Records
::::

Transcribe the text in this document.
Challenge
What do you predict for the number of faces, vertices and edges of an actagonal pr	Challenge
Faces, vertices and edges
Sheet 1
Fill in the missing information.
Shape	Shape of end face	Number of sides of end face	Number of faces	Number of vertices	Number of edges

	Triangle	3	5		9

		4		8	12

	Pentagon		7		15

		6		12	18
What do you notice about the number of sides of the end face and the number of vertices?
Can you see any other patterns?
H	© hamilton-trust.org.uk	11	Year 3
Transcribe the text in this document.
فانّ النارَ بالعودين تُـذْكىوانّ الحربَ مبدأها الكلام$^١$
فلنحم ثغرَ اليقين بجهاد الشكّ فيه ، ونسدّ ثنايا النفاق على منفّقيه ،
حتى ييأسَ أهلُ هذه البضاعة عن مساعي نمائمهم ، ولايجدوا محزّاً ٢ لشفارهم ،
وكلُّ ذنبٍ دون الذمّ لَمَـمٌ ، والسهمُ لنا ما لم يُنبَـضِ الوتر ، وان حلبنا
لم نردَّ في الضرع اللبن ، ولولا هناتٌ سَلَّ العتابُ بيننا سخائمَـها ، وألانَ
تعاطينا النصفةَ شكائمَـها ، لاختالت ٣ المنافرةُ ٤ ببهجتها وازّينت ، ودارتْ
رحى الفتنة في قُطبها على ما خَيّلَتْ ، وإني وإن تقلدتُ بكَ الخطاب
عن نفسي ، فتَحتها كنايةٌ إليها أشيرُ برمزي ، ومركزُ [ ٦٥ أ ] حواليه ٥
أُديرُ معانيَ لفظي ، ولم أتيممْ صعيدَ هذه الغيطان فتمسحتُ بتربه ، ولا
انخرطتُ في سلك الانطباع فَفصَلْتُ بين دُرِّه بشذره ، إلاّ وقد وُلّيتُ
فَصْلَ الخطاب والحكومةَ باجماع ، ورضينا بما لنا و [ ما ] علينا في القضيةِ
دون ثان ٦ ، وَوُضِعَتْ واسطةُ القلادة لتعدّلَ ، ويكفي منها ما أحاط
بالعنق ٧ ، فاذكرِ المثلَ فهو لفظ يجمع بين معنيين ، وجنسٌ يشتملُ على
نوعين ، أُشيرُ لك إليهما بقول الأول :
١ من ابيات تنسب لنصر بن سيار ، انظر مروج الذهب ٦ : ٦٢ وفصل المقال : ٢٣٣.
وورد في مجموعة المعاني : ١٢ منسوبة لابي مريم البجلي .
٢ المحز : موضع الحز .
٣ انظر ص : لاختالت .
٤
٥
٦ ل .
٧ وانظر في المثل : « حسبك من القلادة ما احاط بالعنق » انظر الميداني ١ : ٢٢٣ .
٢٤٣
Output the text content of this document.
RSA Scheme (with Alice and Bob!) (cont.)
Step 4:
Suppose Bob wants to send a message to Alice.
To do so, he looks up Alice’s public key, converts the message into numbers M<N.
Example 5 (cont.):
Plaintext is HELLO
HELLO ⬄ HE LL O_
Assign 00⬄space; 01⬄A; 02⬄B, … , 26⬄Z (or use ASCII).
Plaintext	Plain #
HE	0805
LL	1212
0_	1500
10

::::

Request
Write out every line from the entries where "sides" appears.

Full output
Shape	Shape of end face	Number of sides of end face	Number of faces	Number of vertices	Number of edges
What do you notice about the number of sides of the end face and the number of vertices?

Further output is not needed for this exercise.